- _What to do_
Collect every line of the records below that contains the word "INDETERMINADA".

- _Material shown_
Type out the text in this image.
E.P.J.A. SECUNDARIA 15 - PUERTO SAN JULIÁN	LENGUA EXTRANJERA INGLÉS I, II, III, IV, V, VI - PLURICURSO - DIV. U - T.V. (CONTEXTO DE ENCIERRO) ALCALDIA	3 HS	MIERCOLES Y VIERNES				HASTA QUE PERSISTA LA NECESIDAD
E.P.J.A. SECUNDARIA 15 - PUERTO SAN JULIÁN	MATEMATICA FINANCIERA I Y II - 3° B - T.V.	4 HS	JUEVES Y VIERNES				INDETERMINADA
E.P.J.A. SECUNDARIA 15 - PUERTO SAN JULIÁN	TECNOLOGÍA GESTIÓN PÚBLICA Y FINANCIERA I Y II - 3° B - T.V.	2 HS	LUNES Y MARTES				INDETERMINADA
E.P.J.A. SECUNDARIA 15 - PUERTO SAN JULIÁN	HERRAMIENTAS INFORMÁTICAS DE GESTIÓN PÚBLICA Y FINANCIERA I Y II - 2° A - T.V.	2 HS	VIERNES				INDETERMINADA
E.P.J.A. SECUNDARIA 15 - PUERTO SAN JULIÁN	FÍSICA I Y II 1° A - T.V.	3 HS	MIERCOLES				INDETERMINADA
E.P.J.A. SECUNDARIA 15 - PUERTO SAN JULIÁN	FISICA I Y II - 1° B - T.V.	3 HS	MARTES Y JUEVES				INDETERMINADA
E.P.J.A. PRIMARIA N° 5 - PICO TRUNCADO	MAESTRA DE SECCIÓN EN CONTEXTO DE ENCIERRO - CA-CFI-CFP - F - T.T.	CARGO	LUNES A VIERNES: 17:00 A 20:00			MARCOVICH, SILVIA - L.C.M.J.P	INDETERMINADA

- _Correct answer_
E.P.J.A. SECUNDARIA 15 - PUERTO SAN JULIÁN	MATEMATICA FINANCIERA I Y II - 3° B - T.V.	4 HS	JUEVES Y VIERNES				INDETERMINADA
E.P.J.A. SECUNDARIA 15 - PUERTO SAN JULIÁN	TECNOLOGÍA GESTIÓN PÚBLICA Y FINANCIERA I Y II - 3° B - T.V.	2 HS	LUNES Y MARTES				INDETERMINADA
E.P.J.A. SECUNDARIA 15 - PUERTO SAN JULIÁN	HERRAMIENTAS INFORMÁTICAS DE GESTIÓN PÚBLICA Y FINANCIERA I Y II - 2° A - T.V.	2 HS	VIERNES				INDETERMINADA
E.P.J.A. SECUNDARIA 15 - PUERTO SAN JULIÁN	FÍSICA I Y II 1° A - T.V.	3 HS	MIERCOLES				INDETERMINADA
E.P.J.A. SECUNDARIA 15 - PUERTO SAN JULIÁN	FISICA I Y II - 1° B - T.V.	3 HS	MARTES Y JUEVES				INDETERMINADA
E.P.J.A. PRIMARIA N° 5 - PICO TRUNCADO	MAESTRA DE SECCIÓN EN CONTEXTO DE ENCIERRO - CA-CFI-CFP - F - T.T.	CARGO	LUNES A VIERNES: 17:00 A 20:00			MARCOVICH, SILVIA - L.C.M.J.P	INDETERMINADA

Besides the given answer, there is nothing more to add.